Written task -
Every line of the listing must be reproduced as it stands. Leave the images behind.

Records shown -

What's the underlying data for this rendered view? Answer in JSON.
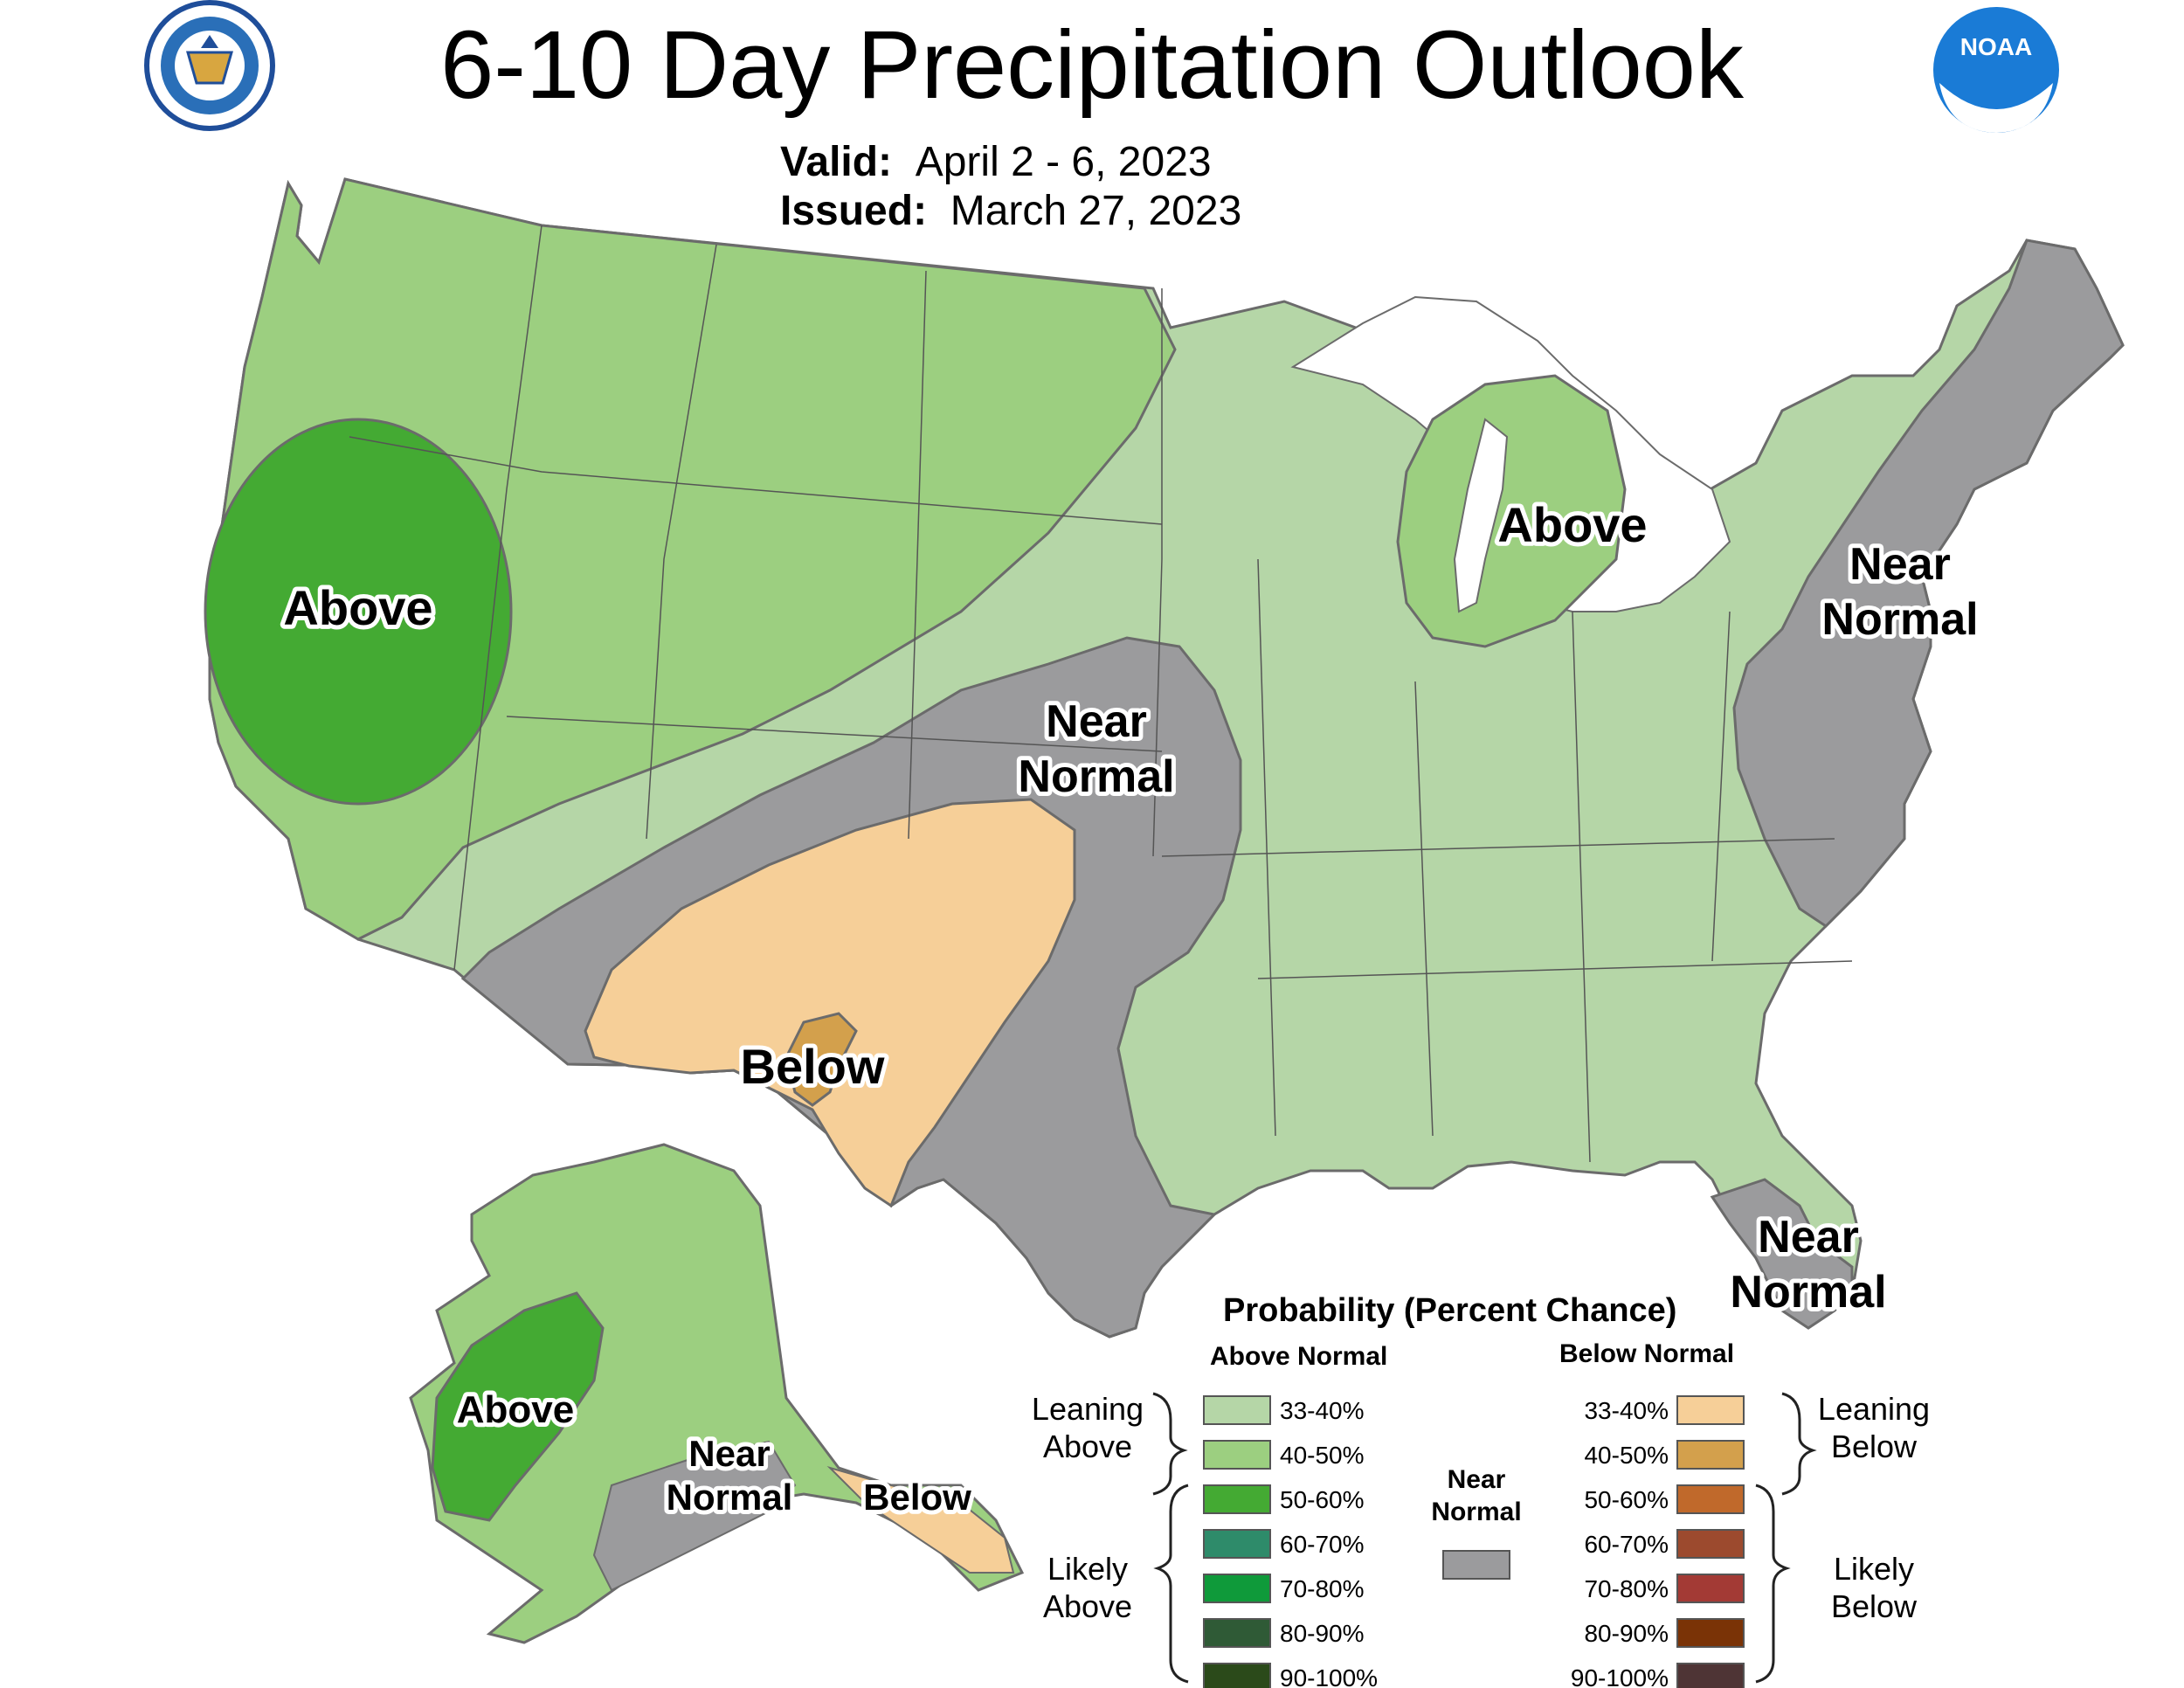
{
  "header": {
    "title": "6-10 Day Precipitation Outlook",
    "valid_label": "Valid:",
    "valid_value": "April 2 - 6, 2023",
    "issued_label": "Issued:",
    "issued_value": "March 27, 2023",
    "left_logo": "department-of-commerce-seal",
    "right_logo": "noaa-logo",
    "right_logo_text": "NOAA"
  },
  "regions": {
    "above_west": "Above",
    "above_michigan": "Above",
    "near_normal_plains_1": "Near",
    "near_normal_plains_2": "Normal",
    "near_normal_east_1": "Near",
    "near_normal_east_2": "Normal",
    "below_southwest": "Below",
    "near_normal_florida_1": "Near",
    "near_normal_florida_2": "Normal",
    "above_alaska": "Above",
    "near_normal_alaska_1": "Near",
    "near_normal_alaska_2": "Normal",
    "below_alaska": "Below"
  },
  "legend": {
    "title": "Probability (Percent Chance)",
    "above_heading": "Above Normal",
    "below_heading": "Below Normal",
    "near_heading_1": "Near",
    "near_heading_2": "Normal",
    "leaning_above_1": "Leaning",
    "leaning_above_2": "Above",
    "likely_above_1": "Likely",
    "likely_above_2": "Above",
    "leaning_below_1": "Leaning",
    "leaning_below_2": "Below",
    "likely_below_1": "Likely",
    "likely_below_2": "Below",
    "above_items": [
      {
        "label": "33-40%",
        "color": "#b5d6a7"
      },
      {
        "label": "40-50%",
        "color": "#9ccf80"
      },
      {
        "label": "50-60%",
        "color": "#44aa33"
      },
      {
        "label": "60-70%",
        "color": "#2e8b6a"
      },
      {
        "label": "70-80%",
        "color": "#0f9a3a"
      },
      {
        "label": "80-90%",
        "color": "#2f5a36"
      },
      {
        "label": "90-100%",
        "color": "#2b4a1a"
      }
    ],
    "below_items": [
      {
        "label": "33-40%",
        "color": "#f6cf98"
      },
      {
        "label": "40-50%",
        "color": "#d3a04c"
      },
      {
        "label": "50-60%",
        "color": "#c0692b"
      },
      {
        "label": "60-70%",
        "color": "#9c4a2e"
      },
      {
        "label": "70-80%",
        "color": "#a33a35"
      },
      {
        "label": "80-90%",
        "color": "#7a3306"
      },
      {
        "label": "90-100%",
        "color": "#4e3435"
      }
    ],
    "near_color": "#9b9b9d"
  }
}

Reply -
What's the underlying data for this rendered view? Answer in JSON.
{
  "header": {
    "title": "6-10 Day Precipitation Outlook",
    "valid_label": "Valid:",
    "valid_value": "April 2 - 6, 2023",
    "issued_label": "Issued:",
    "issued_value": "March 27, 2023",
    "left_logo": "department-of-commerce-seal",
    "right_logo": "noaa-logo",
    "right_logo_text": "NOAA"
  },
  "regions": {
    "above_west": "Above",
    "above_michigan": "Above",
    "near_normal_plains_1": "Near",
    "near_normal_plains_2": "Normal",
    "near_normal_east_1": "Near",
    "near_normal_east_2": "Normal",
    "below_southwest": "Below",
    "near_normal_florida_1": "Near",
    "near_normal_florida_2": "Normal",
    "above_alaska": "Above",
    "near_normal_alaska_1": "Near",
    "near_normal_alaska_2": "Normal",
    "below_alaska": "Below"
  },
  "legend": {
    "title": "Probability (Percent Chance)",
    "above_heading": "Above Normal",
    "below_heading": "Below Normal",
    "near_heading_1": "Near",
    "near_heading_2": "Normal",
    "leaning_above_1": "Leaning",
    "leaning_above_2": "Above",
    "likely_above_1": "Likely",
    "likely_above_2": "Above",
    "leaning_below_1": "Leaning",
    "leaning_below_2": "Below",
    "likely_below_1": "Likely",
    "likely_below_2": "Below",
    "above_items": [
      {
        "label": "33-40%",
        "color": "#b5d6a7"
      },
      {
        "label": "40-50%",
        "color": "#9ccf80"
      },
      {
        "label": "50-60%",
        "color": "#44aa33"
      },
      {
        "label": "60-70%",
        "color": "#2e8b6a"
      },
      {
        "label": "70-80%",
        "color": "#0f9a3a"
      },
      {
        "label": "80-90%",
        "color": "#2f5a36"
      },
      {
        "label": "90-100%",
        "color": "#2b4a1a"
      }
    ],
    "below_items": [
      {
        "label": "33-40%",
        "color": "#f6cf98"
      },
      {
        "label": "40-50%",
        "color": "#d3a04c"
      },
      {
        "label": "50-60%",
        "color": "#c0692b"
      },
      {
        "label": "60-70%",
        "color": "#9c4a2e"
      },
      {
        "label": "70-80%",
        "color": "#a33a35"
      },
      {
        "label": "80-90%",
        "color": "#7a3306"
      },
      {
        "label": "90-100%",
        "color": "#4e3435"
      }
    ],
    "near_color": "#9b9b9d"
  }
}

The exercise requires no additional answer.